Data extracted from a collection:
#####

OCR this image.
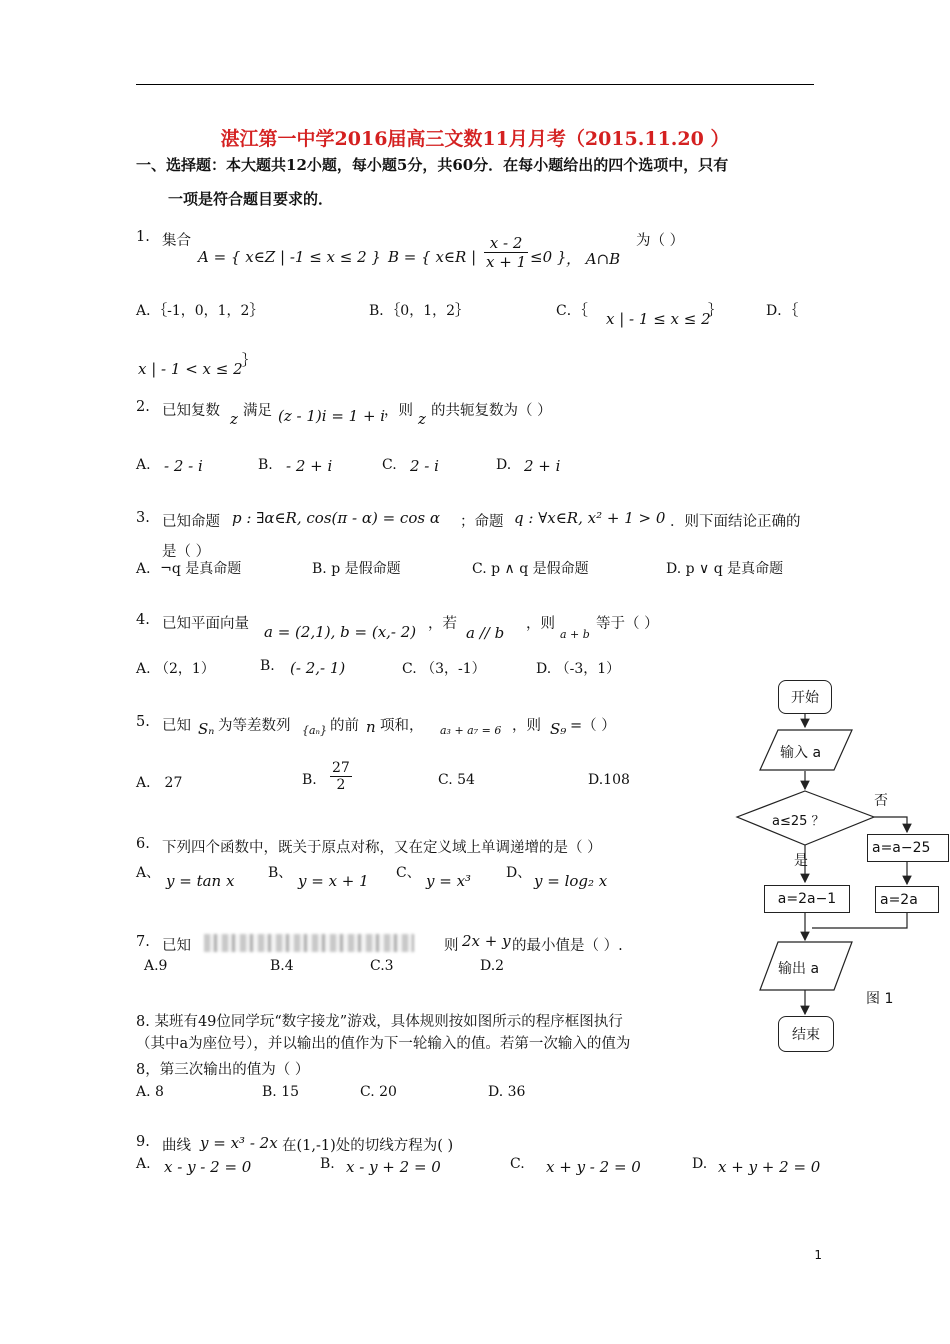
湛江第一中学2016届高三文数11月月考（2015.11.20 ）
一、选择题：本大题共12小题，每小题5分，共60分．在每小题给出的四个选项中，只有
一项是符合题目要求的．
1. 集合
A = { x∈Z | -1 ≤ x ≤ 2 } B = { x∈R | $\frac{x - 2}{x + 1} \le 0$ } ， A∩B
为（ ）
A．｛-1，0，1，2｝	B．｛0，1，2｝	C．｛ x | - 1 ≤ x ≤ 2
｝	D．｛
x | - 1 < x ≤ 2 ｝
2. 已知复数 z 满足 (z - 1)i = 1 + i
，则 z 的共轭复数为（ ）
A. - 2 - i	B. - 2 + i	C. 2 - i	D. 2 + i
3. 已知命题 p : ∃α∈R, cos(π - α) = cos α ；命题 q : ∀x∈R, x² + 1 > 0 ．则下面结论正确的
是（ ）
A．¬q 是真命题	B. p 是假命题	C. p ∧ q 是假命题	D. p ∨ q 是真命题
4. 已知平面向量 a = (2,1), b = (x,- 2) ，若 a // b ，则
a + b
等于（ ）
A. （2，1）	B. (- 2,- 1)	C. （3，-1）	D. （-3，1）
5. 已知 Sₙ 为等差数列 {aₙ} 的前 n 项和， a₃ + a₇ = 6 ，则 S₉ =（ ）
A． 27	B. $\frac{27}{2}$	C. 54	D.108
6. 下列四个函数中，既关于原点对称，又在定义域上单调递增的是（ ）
A、 y = tan x B、 y = x + 1 C、 y = x³ D、 y = log₂ x
7. 已知	则 2x + y 的最小值是（ ）.
A.9	B.4	C.3	D.2
8. 某班有49位同学玩“数字接龙”游戏，具体规则按如图所示的程序框图执行
（其中a为座位号），并以输出的值作为下一轮输入的值。若第一次输入的值为
8，第三次输出的值为（ ）
A. 8	B. 15	C. 20	D. 36
9. 曲线 y = x³ - 2x 在(1,-1)处的切线方程为( )
A. x - y - 2 = 0	B. x - y + 2 = 0	C. x + y - 2 = 0	D. x + y + 2 = 0
开始
输入 a
a≤25 ？
否
是
a=a−25
a=2a−1	a=2a
输出 a
结束
图 1
1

#####

◆ Stated problem: Drop the images and quote the entries word for word.

◆ Response to the task:
OCR this image.
湛江第一中学2016届高三文数11月月考（2015.11.20 ）
一、选择题：本大题共12小题，每小题5分，共60分．在每小题给出的四个选项中，只有
一项是符合题目要求的．
1. 集合
A = { x∈Z | -1 ≤ x ≤ 2 } B = { x∈R | $\frac{x - 2}{x + 1} \le 0$ } ， A∩B
为（ ）
A．｛-1，0，1，2｝	B．｛0，1，2｝	C．｛ x | - 1 ≤ x ≤ 2
｝	D．｛
x | - 1 < x ≤ 2 ｝
2. 已知复数 z 满足 (z - 1)i = 1 + i
，则 z 的共轭复数为（ ）
A. - 2 - i	B. - 2 + i	C. 2 - i	D. 2 + i
3. 已知命题 p : ∃α∈R, cos(π - α) = cos α ；命题 q : ∀x∈R, x² + 1 > 0 ．则下面结论正确的
是（ ）
A．¬q 是真命题	B. p 是假命题	C. p ∧ q 是假命题	D. p ∨ q 是真命题
4. 已知平面向量 a = (2,1), b = (x,- 2) ，若 a // b ，则
a + b
等于（ ）
A. （2，1）	B. (- 2,- 1)	C. （3，-1）	D. （-3，1）
5. 已知 Sₙ 为等差数列 {aₙ} 的前 n 项和， a₃ + a₇ = 6 ，则 S₉ =（ ）
A． 27	B. $\frac{27}{2}$	C. 54	D.108
6. 下列四个函数中，既关于原点对称，又在定义域上单调递增的是（ ）
A、 y = tan x B、 y = x + 1 C、 y = x³ D、 y = log₂ x
7. 已知	则 2x + y 的最小值是（ ）.
A.9	B.4	C.3	D.2
8. 某班有49位同学玩“数字接龙”游戏，具体规则按如图所示的程序框图执行
（其中a为座位号），并以输出的值作为下一轮输入的值。若第一次输入的值为
8，第三次输出的值为（ ）
A. 8	B. 15	C. 20	D. 36
9. 曲线 y = x³ - 2x 在(1,-1)处的切线方程为( )
A. x - y - 2 = 0	B. x - y + 2 = 0	C. x + y - 2 = 0	D. x + y + 2 = 0
开始
输入 a
a≤25 ？
否
是
a=a−25
a=2a−1	a=2a
输出 a
结束
图 1
1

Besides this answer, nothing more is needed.